**GIVEN INSTRUCTION:**
Show all lines from the data that include the word "จการศ".

(Data entries)
▼▼▼

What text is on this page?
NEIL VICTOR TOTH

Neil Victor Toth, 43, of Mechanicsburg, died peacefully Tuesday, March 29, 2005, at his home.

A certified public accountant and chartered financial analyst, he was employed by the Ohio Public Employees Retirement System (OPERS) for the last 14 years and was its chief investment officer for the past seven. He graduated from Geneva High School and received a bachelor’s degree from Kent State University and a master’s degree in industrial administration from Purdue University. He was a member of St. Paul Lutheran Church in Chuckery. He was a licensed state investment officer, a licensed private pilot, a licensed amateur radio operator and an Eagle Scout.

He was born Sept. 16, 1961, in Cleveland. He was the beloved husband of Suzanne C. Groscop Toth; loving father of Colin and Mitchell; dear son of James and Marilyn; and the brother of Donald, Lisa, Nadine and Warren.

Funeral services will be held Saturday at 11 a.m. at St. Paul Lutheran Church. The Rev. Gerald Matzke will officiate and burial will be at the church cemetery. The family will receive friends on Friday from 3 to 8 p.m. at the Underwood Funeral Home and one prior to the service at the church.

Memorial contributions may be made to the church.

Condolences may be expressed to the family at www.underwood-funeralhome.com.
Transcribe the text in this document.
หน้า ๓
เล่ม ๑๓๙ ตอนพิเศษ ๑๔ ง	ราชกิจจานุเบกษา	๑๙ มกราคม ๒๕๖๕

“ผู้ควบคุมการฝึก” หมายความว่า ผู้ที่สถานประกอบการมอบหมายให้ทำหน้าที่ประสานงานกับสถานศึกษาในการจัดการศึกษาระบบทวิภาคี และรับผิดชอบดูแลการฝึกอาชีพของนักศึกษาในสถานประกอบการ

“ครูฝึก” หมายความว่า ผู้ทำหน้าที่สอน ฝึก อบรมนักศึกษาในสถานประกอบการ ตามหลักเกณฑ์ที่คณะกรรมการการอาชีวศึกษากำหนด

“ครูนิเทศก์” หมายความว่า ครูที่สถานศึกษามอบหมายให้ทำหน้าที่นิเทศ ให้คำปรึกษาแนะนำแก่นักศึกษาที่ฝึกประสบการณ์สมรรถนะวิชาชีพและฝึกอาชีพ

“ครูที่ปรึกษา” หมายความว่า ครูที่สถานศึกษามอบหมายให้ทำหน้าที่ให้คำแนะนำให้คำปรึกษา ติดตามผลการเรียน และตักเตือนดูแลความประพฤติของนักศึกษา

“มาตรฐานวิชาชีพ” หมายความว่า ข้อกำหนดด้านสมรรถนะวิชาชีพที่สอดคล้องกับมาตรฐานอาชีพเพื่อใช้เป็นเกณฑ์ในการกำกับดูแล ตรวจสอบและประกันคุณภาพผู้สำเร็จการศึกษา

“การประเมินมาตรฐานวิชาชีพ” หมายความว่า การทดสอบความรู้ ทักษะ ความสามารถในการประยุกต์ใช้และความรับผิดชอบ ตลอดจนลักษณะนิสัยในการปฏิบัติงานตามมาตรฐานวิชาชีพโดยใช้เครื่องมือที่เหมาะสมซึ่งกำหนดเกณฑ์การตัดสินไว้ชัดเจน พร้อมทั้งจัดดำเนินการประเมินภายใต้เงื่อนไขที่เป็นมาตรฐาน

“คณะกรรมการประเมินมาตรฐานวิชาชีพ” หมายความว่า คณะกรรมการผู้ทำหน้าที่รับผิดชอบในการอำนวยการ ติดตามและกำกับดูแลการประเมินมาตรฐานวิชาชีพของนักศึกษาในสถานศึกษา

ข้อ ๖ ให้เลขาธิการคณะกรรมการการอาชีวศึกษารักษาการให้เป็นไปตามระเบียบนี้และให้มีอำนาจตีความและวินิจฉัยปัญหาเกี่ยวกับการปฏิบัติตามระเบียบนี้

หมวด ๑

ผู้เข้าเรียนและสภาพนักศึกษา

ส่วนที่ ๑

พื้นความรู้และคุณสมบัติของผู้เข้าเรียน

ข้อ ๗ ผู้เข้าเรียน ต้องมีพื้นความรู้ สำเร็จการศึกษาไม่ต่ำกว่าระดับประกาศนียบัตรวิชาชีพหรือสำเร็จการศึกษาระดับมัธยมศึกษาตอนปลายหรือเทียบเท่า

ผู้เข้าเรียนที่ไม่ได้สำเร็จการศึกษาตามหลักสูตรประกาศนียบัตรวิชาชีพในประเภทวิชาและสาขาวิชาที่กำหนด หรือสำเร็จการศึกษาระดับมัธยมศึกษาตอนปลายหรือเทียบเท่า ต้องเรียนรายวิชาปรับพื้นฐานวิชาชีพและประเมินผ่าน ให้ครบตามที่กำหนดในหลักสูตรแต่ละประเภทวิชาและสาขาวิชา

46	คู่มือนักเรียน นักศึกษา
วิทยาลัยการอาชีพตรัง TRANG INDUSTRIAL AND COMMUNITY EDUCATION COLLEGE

▲▲▲

**EXERCISE OUTPUT:**
“มาตรฐานวิชาชีพ” หมายความว่า ข้อกำหนดด้านสมรรถนะวิชาชีพที่สอดคล้องกับมาตรฐานอาชีพเพื่อใช้เป็นเกณฑ์ในการกำกับดูแล ตรวจสอบและประกันคุณภาพผู้สำเร็จการศึกษา
ข้อ ๗ ผู้เข้าเรียน ต้องมีพื้นความรู้ สำเร็จการศึกษาไม่ต่ำกว่าระดับประกาศนียบัตรวิชาชีพหรือสำเร็จการศึกษาระดับมัธยมศึกษาตอนปลายหรือเทียบเท่า
ผู้เข้าเรียนที่ไม่ได้สำเร็จการศึกษาตามหลักสูตรประกาศนียบัตรวิชาชีพในประเภทวิชาและสาขาวิชาที่กำหนด หรือสำเร็จการศึกษาระดับมัธยมศึกษาตอนปลายหรือเทียบเท่า ต้องเรียนรายวิชาปรับพื้นฐานวิชาชีพและประเมินผ่าน ให้ครบตามที่กำหนดในหลักสูตรแต่ละประเภทวิชาและสาขาวิชา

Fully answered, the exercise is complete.